** start Excerpted data **
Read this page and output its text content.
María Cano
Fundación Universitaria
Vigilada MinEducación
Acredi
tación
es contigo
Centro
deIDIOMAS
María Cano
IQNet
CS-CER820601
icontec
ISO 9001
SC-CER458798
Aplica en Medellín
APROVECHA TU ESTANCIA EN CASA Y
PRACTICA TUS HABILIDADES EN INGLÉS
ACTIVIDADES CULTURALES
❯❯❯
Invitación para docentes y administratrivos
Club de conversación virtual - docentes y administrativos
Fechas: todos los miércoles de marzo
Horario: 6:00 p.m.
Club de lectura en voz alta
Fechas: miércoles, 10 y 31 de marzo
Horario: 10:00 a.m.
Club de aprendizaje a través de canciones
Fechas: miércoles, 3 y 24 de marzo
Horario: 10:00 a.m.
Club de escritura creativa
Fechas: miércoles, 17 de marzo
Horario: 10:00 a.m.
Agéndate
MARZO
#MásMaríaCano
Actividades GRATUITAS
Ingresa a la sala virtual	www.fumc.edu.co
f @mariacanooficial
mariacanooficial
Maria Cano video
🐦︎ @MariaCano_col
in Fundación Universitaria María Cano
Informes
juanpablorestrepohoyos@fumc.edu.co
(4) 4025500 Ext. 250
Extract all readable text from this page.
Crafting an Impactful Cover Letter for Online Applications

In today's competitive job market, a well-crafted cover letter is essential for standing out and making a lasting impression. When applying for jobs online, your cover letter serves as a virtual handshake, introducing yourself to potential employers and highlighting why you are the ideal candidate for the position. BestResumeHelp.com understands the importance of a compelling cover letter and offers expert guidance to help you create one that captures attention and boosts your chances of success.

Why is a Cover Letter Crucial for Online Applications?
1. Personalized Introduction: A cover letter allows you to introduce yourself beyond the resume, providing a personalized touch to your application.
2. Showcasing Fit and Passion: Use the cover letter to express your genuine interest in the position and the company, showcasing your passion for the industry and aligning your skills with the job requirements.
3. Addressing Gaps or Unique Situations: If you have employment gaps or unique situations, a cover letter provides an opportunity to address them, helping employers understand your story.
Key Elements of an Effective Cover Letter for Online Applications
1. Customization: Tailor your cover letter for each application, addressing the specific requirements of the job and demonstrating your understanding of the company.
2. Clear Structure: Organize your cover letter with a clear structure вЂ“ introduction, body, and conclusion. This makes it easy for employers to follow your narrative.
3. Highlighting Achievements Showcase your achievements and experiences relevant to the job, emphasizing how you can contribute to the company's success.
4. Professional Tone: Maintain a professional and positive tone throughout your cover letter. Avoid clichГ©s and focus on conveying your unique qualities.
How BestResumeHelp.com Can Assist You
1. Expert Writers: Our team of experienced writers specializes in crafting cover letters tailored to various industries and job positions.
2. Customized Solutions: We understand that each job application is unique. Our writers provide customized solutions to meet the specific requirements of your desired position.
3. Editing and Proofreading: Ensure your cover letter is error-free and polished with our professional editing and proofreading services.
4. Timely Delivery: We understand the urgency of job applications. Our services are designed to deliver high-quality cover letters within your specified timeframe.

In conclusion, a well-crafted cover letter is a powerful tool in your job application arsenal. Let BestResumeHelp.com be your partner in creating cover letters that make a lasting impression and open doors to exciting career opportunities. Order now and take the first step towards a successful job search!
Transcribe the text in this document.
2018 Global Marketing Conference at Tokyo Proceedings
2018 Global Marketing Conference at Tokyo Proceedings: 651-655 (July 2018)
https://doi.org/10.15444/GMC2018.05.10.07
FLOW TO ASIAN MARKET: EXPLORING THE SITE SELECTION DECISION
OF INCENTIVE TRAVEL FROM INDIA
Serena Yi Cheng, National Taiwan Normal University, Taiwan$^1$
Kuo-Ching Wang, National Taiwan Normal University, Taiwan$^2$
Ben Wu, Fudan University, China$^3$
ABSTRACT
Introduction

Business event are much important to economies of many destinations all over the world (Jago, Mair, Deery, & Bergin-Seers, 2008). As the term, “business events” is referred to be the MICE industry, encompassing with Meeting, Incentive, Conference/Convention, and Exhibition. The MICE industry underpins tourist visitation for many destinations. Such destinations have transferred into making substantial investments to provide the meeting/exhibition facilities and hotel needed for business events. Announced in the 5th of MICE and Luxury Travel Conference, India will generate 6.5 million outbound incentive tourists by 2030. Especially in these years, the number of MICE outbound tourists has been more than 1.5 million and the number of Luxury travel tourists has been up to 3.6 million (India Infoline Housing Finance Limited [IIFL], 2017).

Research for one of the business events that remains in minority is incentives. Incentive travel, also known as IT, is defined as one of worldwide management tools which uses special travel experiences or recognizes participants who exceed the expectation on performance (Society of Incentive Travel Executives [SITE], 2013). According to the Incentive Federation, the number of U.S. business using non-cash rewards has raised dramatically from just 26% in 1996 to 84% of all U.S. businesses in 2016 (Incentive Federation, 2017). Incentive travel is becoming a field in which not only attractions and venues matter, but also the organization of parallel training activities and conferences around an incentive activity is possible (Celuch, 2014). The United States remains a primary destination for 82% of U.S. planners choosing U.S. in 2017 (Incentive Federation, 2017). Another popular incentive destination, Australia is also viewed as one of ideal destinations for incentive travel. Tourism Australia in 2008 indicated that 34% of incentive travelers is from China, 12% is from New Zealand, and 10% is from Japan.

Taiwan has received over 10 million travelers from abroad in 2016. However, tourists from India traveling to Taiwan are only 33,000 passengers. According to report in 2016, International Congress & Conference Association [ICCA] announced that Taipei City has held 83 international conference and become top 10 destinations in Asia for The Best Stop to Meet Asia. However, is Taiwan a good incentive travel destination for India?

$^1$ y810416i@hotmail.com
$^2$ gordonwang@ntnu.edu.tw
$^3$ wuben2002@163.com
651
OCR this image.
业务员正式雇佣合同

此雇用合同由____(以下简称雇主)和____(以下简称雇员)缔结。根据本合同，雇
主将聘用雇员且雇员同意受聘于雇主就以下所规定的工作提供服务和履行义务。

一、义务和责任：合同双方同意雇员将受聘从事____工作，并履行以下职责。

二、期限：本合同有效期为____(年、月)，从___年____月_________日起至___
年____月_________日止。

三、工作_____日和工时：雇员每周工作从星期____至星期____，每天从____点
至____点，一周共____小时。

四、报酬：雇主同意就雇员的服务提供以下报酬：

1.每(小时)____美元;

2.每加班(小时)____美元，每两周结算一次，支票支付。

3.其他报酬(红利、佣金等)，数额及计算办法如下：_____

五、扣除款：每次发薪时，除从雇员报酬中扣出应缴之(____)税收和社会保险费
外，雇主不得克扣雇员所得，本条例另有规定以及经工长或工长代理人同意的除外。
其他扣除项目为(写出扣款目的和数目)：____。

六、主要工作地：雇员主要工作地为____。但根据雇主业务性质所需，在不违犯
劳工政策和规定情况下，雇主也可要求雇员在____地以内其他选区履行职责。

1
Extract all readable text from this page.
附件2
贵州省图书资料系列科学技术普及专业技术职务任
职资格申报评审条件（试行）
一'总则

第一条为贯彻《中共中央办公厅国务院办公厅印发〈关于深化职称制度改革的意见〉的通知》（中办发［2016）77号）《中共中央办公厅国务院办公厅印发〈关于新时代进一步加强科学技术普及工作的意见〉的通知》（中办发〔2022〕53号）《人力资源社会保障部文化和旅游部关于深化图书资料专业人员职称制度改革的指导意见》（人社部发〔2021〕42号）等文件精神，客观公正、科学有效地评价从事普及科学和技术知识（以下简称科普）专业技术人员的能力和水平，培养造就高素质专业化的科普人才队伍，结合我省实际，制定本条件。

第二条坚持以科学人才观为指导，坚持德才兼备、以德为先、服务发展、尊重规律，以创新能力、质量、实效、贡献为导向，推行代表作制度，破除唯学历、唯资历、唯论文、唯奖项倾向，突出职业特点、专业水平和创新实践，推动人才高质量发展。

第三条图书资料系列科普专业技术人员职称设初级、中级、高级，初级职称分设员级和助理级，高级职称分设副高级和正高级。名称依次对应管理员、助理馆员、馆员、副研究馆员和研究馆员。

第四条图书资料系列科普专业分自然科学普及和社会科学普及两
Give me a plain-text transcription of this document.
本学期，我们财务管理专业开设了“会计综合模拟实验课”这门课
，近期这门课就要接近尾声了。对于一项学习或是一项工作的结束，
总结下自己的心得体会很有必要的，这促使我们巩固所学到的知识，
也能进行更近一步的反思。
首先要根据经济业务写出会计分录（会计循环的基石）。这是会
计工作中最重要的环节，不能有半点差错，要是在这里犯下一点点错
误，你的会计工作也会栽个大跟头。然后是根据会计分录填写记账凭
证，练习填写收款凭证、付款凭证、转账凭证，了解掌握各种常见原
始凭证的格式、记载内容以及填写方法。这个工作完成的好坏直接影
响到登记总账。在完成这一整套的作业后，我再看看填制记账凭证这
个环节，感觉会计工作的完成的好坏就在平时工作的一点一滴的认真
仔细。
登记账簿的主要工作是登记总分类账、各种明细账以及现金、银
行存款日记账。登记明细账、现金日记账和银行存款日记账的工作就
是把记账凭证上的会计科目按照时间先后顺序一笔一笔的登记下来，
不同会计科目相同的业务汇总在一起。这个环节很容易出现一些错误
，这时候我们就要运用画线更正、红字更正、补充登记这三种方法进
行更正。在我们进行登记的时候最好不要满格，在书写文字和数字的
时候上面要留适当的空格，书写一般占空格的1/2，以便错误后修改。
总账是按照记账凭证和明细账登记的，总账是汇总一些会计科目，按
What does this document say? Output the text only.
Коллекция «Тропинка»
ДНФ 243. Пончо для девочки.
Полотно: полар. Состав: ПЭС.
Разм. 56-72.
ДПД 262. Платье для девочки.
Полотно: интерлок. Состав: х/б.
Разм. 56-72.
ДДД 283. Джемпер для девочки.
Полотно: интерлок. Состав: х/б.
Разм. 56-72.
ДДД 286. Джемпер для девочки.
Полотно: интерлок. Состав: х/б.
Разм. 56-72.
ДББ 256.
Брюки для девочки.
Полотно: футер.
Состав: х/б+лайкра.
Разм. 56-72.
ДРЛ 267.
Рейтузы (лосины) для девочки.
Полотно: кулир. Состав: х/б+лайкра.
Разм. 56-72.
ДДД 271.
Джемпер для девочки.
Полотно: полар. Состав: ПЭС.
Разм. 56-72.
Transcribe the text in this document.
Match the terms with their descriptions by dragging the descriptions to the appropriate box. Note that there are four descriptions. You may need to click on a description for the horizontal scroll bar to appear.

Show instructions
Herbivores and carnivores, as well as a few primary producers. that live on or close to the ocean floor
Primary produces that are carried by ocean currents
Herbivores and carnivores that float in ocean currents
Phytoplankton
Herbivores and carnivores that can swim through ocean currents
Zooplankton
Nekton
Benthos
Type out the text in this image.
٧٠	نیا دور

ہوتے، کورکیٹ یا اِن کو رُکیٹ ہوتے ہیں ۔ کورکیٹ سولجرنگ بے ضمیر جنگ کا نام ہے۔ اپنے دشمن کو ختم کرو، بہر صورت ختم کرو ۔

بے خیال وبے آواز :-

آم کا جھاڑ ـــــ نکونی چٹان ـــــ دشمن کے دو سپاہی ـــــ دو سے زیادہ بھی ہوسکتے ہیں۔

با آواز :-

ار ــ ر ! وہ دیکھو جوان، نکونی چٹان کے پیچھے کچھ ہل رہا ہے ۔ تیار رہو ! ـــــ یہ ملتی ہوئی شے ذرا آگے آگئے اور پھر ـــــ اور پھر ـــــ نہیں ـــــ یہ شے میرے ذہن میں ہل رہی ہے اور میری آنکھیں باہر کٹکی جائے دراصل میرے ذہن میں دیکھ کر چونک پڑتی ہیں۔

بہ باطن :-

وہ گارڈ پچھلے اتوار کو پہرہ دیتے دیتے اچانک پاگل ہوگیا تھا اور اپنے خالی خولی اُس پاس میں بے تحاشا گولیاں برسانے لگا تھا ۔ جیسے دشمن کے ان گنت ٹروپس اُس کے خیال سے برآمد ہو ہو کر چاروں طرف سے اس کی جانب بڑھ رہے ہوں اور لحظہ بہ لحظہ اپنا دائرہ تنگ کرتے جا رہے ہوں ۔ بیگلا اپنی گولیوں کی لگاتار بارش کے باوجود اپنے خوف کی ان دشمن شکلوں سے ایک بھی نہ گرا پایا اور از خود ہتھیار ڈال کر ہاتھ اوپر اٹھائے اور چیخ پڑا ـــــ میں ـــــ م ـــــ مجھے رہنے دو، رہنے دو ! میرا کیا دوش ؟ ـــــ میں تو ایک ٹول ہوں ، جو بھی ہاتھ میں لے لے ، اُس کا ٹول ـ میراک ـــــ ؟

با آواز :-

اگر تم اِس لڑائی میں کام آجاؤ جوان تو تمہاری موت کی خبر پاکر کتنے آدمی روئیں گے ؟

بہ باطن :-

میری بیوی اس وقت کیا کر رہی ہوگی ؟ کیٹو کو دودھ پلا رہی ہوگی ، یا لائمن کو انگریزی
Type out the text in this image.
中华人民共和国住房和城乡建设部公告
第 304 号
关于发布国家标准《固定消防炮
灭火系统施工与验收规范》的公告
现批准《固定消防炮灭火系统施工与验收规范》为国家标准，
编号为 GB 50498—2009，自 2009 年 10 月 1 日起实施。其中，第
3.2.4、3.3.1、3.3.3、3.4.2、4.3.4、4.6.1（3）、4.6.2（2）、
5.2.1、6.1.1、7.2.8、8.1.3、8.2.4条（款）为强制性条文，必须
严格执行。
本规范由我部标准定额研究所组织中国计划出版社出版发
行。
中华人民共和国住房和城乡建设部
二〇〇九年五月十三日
** end Excerpted data **
● **Instructions for the task**: Using the data above, copy each line that contains "Fechas".

● **Exercise output**:
Fechas: todos los miércoles de marzo
Fechas: miércoles, 10 y 31 de marzo
Fechas: miércoles, 3 y 24 de marzo
Fechas: miércoles, 17 de marzo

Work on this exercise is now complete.